◆ Challenge ◆
Using the entries that follow, state how many lines contain the word "heading". The response is that number and nothing more.

[Stored dataset items]
........

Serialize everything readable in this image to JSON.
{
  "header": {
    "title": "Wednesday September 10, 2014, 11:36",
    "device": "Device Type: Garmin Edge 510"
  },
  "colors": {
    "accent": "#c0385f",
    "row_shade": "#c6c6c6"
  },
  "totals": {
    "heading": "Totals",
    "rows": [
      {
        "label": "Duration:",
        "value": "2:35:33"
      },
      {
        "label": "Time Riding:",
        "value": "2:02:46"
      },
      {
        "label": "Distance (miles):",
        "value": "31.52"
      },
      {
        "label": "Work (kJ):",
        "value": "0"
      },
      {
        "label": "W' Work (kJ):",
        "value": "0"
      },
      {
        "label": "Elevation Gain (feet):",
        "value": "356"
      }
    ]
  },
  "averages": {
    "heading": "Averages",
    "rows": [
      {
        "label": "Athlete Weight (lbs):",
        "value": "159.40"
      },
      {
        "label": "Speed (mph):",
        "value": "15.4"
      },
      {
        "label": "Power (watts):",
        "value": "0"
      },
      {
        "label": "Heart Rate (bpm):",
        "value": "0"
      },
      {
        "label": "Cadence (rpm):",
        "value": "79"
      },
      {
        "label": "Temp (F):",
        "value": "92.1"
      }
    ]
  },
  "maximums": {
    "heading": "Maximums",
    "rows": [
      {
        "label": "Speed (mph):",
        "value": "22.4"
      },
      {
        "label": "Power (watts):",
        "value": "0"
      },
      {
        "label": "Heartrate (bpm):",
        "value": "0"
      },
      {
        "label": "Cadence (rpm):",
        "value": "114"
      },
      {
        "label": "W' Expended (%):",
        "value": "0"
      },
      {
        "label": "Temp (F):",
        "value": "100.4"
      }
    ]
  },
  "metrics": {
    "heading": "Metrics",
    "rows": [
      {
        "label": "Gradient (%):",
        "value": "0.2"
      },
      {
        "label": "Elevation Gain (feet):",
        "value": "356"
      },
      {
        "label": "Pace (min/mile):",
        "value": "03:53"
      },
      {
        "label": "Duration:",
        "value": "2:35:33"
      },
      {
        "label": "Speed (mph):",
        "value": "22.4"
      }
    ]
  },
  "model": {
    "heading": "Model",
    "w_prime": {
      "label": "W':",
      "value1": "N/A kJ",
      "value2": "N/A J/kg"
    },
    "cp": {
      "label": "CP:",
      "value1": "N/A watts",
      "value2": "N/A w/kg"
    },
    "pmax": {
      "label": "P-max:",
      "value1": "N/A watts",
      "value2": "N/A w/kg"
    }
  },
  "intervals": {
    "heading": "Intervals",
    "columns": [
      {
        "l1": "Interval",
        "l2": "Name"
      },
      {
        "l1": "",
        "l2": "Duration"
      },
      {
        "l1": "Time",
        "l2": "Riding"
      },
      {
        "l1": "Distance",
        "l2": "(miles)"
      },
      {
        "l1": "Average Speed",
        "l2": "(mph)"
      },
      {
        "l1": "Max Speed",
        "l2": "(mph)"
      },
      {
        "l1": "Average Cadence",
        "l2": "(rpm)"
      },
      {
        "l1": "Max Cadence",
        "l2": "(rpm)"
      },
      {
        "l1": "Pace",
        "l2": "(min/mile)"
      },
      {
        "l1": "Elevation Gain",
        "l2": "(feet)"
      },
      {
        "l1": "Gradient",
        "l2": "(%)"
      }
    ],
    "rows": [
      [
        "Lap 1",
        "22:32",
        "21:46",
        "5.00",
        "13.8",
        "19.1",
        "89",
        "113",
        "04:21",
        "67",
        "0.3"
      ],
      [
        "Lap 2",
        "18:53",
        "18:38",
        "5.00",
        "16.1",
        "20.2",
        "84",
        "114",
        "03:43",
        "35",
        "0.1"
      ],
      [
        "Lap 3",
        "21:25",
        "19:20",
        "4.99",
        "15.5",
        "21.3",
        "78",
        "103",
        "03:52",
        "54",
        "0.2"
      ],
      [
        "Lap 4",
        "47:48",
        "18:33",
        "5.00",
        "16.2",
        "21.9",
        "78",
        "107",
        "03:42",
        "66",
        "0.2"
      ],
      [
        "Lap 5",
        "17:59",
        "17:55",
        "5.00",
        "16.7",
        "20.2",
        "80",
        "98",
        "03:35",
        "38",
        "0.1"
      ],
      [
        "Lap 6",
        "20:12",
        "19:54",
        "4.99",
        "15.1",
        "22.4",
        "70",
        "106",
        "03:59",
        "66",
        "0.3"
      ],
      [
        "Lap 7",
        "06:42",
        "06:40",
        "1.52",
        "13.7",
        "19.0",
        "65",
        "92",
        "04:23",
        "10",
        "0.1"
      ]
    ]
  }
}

........

◆ Reply ◆
6